» Task details: Lines that hold the word "audio" should be located and copied.

■ ■ ■ ■ ■

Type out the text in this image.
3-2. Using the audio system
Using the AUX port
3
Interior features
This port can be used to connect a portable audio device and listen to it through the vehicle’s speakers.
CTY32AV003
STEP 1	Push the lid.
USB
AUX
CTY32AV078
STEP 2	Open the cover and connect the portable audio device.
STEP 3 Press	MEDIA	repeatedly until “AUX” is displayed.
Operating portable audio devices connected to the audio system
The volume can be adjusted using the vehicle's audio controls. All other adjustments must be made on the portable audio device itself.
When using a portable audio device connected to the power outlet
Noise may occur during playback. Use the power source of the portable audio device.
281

■ ■ ■ ■ ■

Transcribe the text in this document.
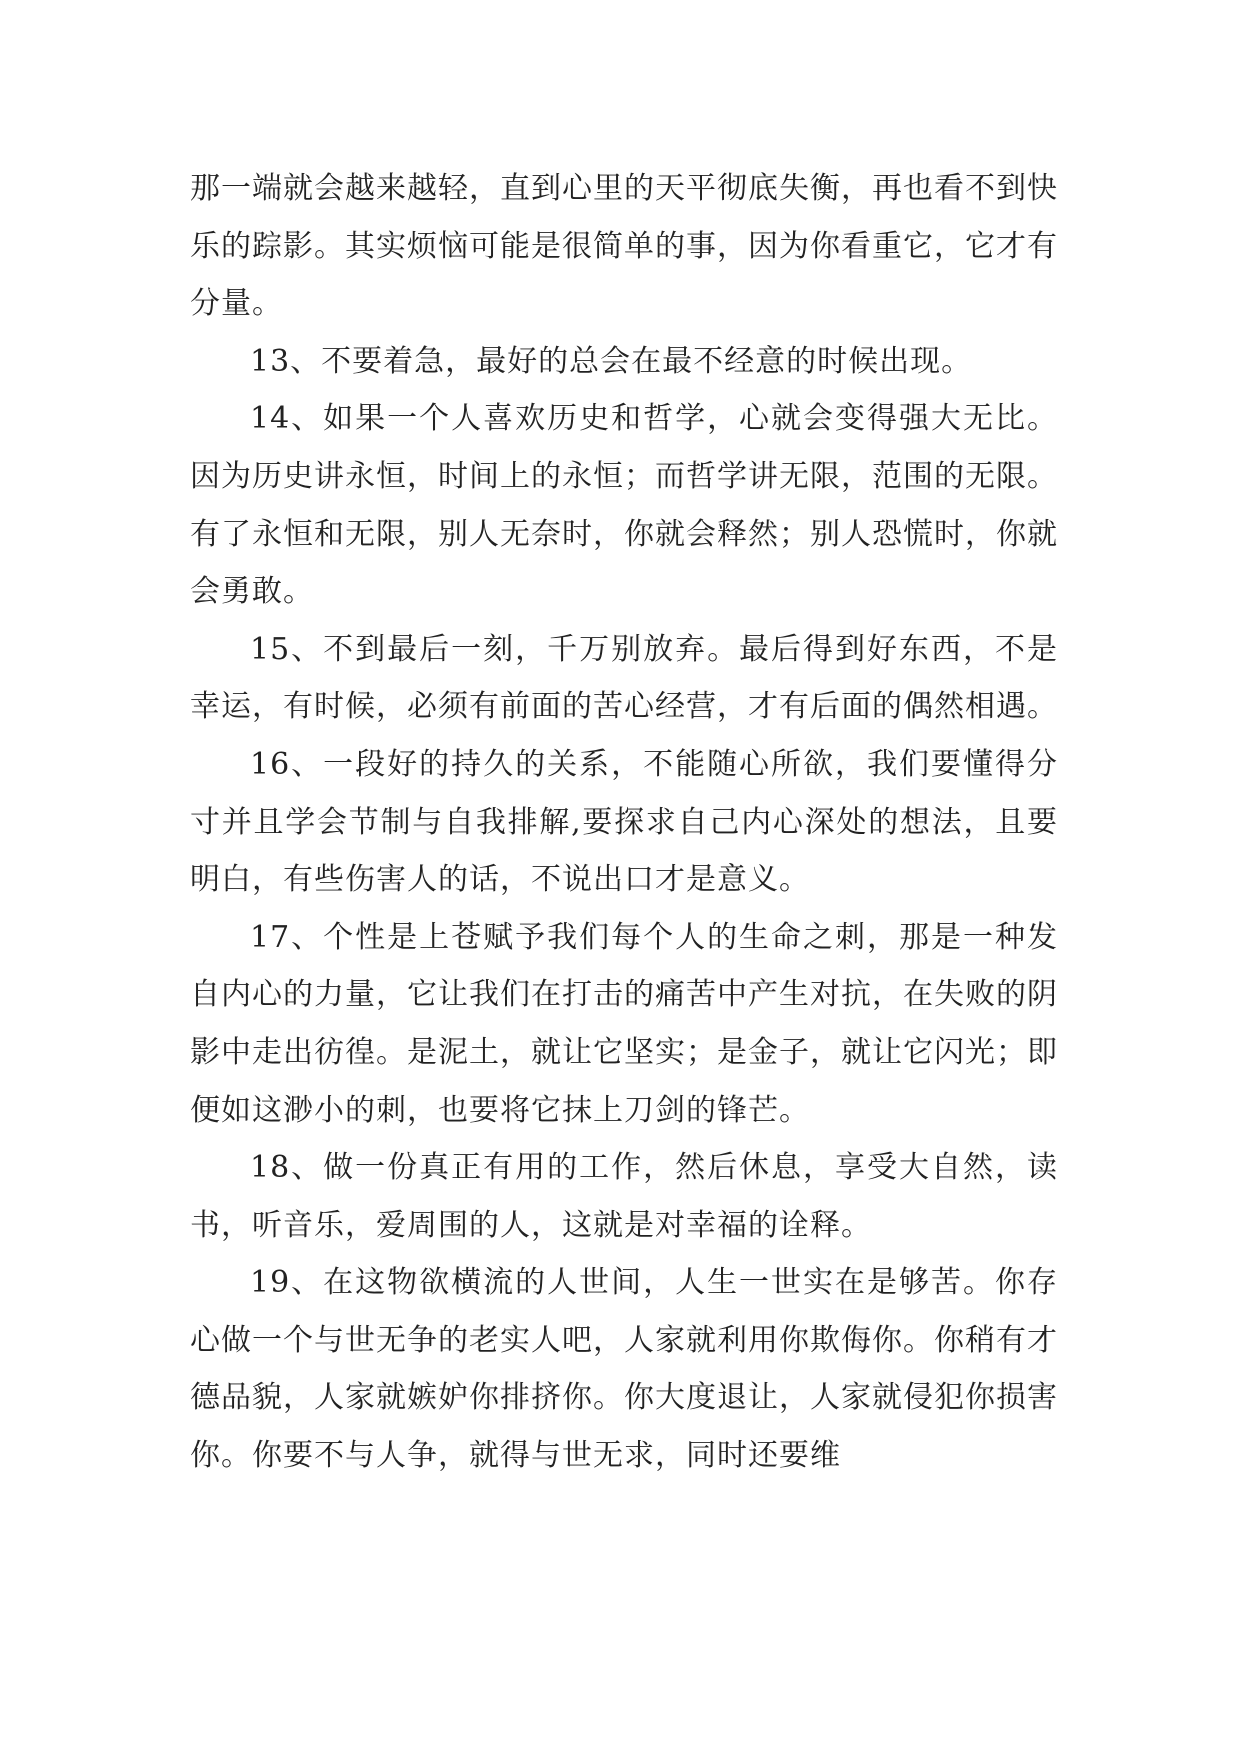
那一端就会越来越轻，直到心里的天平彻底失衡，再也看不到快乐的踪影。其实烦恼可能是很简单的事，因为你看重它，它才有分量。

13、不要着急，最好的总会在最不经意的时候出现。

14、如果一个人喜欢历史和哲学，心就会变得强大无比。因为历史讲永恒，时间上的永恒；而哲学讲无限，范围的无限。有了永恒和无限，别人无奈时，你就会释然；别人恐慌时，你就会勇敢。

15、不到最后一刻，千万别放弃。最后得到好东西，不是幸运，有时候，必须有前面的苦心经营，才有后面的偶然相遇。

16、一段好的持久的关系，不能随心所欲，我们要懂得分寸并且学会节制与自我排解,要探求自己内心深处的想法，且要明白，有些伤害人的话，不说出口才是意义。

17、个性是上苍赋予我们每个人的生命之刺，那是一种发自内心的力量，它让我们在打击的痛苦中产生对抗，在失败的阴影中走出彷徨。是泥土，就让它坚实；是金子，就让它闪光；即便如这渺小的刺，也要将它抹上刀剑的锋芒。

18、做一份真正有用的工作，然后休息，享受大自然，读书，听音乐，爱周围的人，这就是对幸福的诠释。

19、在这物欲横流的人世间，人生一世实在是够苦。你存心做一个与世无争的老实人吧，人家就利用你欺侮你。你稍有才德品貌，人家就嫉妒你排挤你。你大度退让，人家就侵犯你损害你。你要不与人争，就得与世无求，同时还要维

■ ■ ■ ■ ■

» Exercise answer:
3-2. Using the audio system
This port can be used to connect a portable audio device and listen to it through the vehicle’s speakers.
STEP 2	Open the cover and connect the portable audio device.
Operating portable audio devices connected to the audio system
The volume can be adjusted using the vehicle's audio controls. All other adjustments must be made on the portable audio device itself.
When using a portable audio device connected to the power outlet
Noise may occur during playback. Use the power source of the portable audio device.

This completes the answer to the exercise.